◆ **Supplied data**
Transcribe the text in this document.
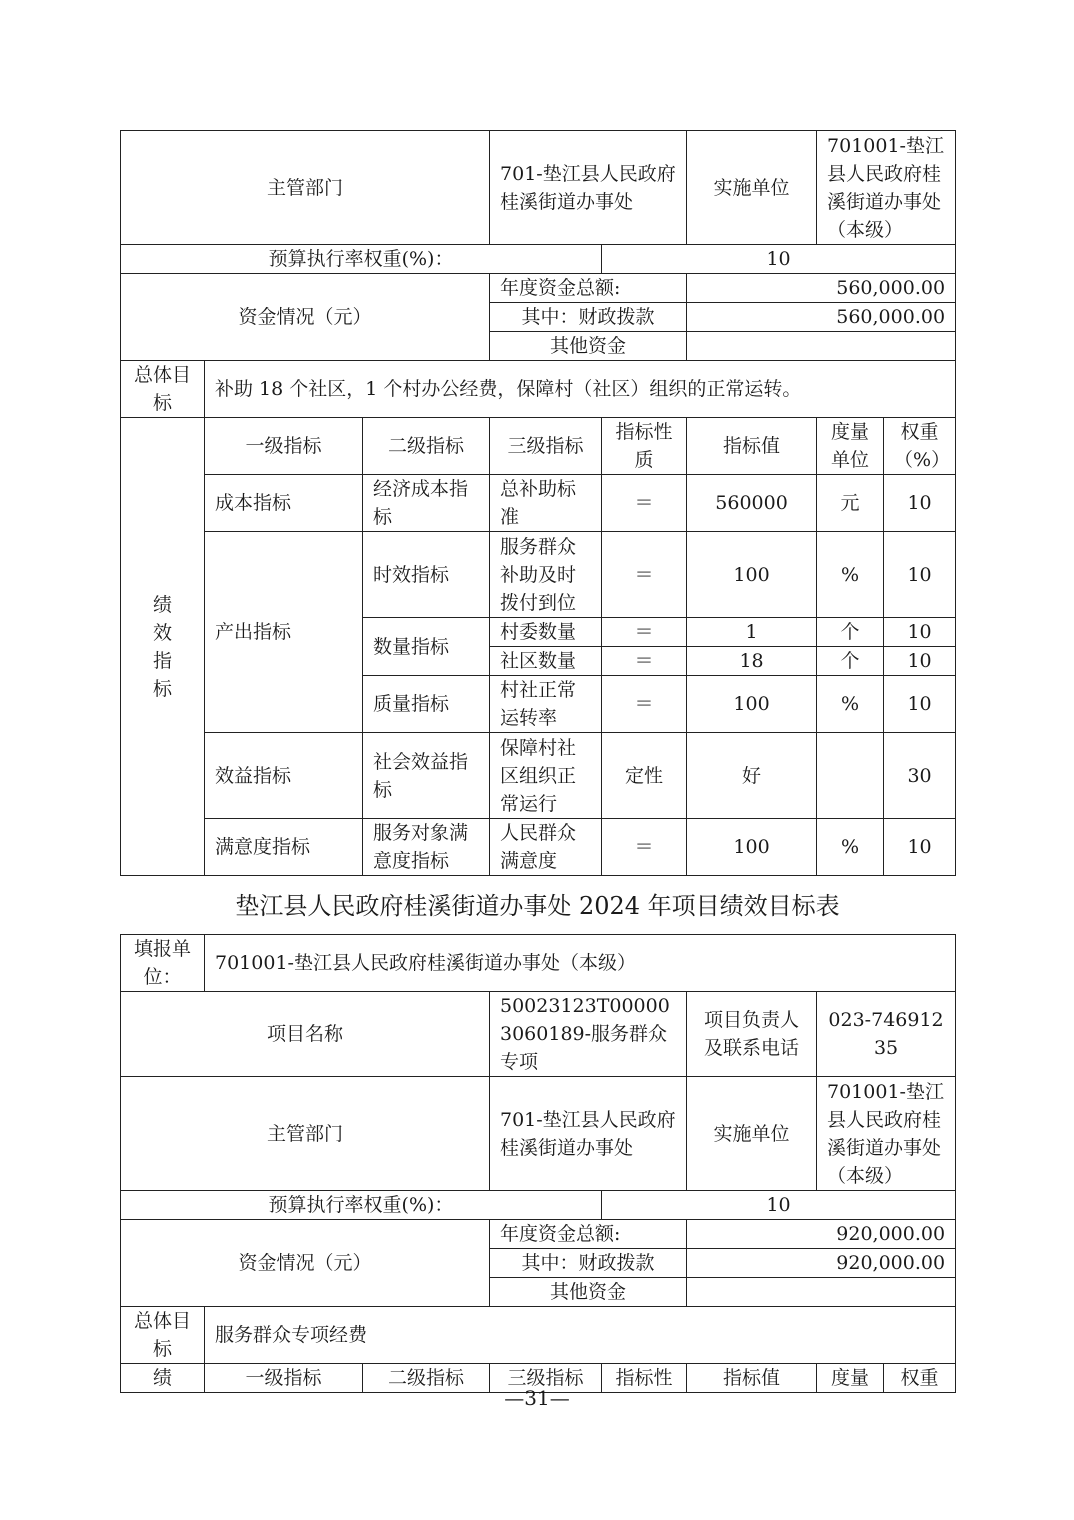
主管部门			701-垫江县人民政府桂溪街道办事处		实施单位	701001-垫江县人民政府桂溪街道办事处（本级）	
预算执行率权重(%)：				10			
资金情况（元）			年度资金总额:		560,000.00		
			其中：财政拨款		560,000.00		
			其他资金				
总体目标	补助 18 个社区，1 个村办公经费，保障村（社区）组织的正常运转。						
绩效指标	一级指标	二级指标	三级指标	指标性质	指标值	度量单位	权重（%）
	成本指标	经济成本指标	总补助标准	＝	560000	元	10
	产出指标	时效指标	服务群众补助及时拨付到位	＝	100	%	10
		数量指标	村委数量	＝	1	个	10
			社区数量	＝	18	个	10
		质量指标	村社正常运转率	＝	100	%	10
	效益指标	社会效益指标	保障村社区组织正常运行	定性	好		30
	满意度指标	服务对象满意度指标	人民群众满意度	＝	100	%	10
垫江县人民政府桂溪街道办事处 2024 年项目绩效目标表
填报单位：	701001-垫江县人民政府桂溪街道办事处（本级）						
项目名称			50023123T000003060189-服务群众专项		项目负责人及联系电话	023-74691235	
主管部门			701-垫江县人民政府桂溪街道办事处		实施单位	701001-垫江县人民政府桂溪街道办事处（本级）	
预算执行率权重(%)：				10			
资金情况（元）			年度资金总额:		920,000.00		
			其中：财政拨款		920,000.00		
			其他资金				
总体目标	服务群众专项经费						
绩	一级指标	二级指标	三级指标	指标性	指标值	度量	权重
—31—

◆ **Task to carry out**
From the data, collect all lines where the string "垫江县人民政府桂溪街道办事处" appears.

◆ **Solution to the exercise**
主管部门			701-垫江县人民政府桂溪街道办事处		实施单位	701001-垫江县人民政府桂溪街道办事处（本级）	
垫江县人民政府桂溪街道办事处 2024 年项目绩效目标表
填报单位：	701001-垫江县人民政府桂溪街道办事处（本级）						
主管部门			701-垫江县人民政府桂溪街道办事处		实施单位	701001-垫江县人民政府桂溪街道办事处（本级）	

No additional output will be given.